My dad doesn't know me. I don't know if it's because of me holding back and trying to act perfect around him or because he makes me or pushes me to act like something he wants. I once told him I met someone on a dating app and he gave me shit for it and basically made me regret revealing it in the first place. When we have fights I always realize he doesn know me at all and why would he?
He once wanted to put something in my name and he made me sign an agreement he wrote because he thought I would take it away from him. I felt so insulted. I didn't want this thing, he wanted to give it to me. I think told him to not put this thing in my name since he obviously doesn't trust me. He insisted and I reluctantly signed the paper. I would never do such a thing to him but I guess that's the price I have to pay for being a stranger with him..
Some parents are not equipped to be parents
So don’t really be too harsh on yourself
Sorry to hear that
Thanks for the kind words
Specifically relating to my political views, as they are Republicans and I am a reactionary.
Makes perfect sense to not want to talk about politics then.
I never hide how I am. What you see is what you get lol
I have been very open with my folks and they know me inside out
That's lovely!
Lucky you
I have never done that, but I know some people have to
Yeah. I mean there is a lot about me that I don’t tell anyone. They just don’t need to know. Would it change how they view me? probably...
Yea. Most people are developing their personalities and don’t even know that they are different to their parents until they are in their late teen or 20’s
im a very sexual person but I feel like I will be exiled from my family if I loose my virginity. im 23 years old
I totally understand that. My family is the same.
In 2021. Unbelievable.
Yea they don’t know much about me either and that’s fine with me, we really don’t even talk much either but I still consider them family.
No my family are not people you need to hide from, or not be yourself.
You're lucky
The only reason why I hide my personality is because they're just so use to be being so "innocent" and a "good boy" but i'm really dark deep inside.
I mean dark and enthusiastic
I can deeply relate to this.
I have to hide my real self because I know no one would approve it’s actually driving insane to pretend to be something I’m not all the time thank god for alcohol
Oh my... That doesn't sound healthy, I hope you know where to get help in case you have issues with substance/alcohol abuse.
i feel like i'm always trying to pretend to be the really quite girl with my parents. But when i'm out i turn savage lol
I hid my bisexuality from my family for a long time, they still talk bad about people who aren't straight so I can't be open about talking how pretty girls are
I have been successfully hiding my affairs and sex life from family. No one knows my real thoughts and secret relationship.
I used to hide things from my parents more; now I've told them some of the things I did in the past that I didn't at the time.
as a guy with a dirty mind, sure there is a lot to hide.
Does one have a developed personality by that time, even?

SET TASK A: Write out the rows word for word, from the start of the rows through the line that contains "reload-icon[interactable]: ↻: [1663, 29, 1682, 57]".

THE INPUT:

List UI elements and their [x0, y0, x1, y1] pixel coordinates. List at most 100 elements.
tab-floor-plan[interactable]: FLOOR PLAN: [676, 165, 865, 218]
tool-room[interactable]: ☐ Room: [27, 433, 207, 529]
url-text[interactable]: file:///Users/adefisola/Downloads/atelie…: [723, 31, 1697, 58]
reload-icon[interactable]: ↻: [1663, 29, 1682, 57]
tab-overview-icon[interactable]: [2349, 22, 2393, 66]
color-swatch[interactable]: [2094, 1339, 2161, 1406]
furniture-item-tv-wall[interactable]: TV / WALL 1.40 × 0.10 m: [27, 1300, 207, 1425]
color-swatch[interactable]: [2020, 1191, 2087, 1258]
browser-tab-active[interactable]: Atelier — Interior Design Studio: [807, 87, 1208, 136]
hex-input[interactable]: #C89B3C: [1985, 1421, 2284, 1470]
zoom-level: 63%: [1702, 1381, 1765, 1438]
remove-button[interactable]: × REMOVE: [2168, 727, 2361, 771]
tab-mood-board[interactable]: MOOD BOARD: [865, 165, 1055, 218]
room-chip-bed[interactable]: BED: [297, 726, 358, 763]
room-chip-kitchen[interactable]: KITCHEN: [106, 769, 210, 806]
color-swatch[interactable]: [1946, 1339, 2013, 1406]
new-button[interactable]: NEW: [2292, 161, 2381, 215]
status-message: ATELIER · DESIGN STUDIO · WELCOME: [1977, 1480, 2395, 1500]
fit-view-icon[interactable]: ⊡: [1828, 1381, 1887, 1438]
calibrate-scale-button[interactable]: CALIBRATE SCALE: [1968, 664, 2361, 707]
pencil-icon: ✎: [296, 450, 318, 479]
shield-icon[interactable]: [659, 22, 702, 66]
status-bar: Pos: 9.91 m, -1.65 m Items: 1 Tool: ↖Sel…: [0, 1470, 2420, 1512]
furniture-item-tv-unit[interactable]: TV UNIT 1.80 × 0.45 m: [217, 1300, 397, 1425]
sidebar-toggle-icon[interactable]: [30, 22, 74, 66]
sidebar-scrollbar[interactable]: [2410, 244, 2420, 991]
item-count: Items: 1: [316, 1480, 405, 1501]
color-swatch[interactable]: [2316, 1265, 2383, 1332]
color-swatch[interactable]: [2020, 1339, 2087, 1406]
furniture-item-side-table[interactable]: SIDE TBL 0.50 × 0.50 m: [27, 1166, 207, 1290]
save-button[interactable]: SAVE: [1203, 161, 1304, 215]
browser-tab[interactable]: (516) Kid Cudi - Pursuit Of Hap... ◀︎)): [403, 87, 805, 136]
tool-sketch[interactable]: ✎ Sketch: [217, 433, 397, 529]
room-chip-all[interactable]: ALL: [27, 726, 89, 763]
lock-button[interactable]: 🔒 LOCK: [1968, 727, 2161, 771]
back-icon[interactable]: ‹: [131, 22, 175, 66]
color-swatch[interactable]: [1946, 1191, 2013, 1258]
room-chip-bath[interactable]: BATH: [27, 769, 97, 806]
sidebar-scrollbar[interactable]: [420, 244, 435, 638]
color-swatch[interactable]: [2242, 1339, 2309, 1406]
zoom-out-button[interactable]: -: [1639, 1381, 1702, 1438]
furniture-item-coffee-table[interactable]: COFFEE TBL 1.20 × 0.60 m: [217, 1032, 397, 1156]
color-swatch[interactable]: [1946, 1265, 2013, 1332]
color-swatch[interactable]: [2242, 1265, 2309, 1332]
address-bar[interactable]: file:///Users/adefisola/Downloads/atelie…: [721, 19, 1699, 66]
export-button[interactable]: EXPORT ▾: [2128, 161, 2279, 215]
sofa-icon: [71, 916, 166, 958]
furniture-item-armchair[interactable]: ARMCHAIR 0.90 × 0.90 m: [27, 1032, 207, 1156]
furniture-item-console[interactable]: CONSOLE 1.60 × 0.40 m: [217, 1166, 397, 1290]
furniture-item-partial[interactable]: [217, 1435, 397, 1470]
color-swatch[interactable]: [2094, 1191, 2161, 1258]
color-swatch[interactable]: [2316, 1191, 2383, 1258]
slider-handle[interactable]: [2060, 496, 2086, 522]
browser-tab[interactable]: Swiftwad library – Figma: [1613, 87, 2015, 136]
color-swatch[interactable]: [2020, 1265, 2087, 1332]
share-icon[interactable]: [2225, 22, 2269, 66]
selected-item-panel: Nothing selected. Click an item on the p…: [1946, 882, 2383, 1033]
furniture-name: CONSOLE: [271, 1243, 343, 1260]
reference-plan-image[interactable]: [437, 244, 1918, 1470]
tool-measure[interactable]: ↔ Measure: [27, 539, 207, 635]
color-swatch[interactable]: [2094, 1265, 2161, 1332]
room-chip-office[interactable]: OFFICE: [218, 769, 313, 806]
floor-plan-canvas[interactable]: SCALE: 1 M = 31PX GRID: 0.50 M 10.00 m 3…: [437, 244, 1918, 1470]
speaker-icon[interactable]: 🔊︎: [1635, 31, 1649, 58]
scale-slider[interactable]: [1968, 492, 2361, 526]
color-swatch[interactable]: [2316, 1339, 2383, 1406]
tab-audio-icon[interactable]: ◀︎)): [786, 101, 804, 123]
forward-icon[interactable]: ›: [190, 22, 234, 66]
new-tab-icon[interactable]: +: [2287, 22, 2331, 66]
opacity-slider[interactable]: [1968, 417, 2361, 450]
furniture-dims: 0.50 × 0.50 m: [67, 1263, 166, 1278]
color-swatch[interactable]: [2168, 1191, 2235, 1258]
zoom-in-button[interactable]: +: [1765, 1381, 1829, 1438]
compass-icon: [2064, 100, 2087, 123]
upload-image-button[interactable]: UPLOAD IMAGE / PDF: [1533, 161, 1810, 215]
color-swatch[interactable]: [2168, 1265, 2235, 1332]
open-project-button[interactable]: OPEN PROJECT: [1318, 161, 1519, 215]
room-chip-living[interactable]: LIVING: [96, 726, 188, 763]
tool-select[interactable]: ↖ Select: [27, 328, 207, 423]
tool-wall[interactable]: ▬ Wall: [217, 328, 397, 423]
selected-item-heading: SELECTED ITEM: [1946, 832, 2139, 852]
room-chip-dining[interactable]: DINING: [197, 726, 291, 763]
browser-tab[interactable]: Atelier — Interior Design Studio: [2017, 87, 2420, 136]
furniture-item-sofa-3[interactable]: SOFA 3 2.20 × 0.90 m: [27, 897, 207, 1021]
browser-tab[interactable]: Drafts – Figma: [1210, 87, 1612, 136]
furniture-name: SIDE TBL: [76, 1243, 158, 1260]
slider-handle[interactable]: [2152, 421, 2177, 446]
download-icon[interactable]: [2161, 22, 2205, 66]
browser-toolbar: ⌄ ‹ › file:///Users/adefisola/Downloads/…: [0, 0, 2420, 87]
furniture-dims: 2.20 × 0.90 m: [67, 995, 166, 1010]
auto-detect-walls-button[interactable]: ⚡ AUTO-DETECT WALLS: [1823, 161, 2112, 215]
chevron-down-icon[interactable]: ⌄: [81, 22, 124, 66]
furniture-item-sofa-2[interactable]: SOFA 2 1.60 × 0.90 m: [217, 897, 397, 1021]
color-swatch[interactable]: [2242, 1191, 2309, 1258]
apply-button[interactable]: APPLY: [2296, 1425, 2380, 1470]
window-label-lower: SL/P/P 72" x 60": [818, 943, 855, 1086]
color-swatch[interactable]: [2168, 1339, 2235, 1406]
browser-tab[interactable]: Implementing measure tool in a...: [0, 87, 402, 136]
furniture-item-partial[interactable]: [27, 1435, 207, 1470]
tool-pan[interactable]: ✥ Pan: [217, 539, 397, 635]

SET TASK B:
Answer these questions from the discussion about hiding oneself from family.
(i) How old does the commenter who fears being exiled from the family say they are?
(ii) What did the dad make his child sign before putting something in the child's name?
(iii) What does the commenter who pretends to be a quiet girl with her parents say she turns into when she is out?

FINAL ANSWER A:
List UI elements and their [x0, y0, x1, y1] pixel coordinates. List at most 100 elements.
tab-floor-plan[interactable]: FLOOR PLAN: [676, 165, 865, 218]
tool-room[interactable]: ☐ Room: [27, 433, 207, 529]
url-text[interactable]: file:///Users/adefisola/Downloads/atelie…: [723, 31, 1697, 58]
reload-icon[interactable]: ↻: [1663, 29, 1682, 57]

FINAL ANSWER B:
(i) 23 years old.
(ii) An agreement he wrote.
(iii) Savage.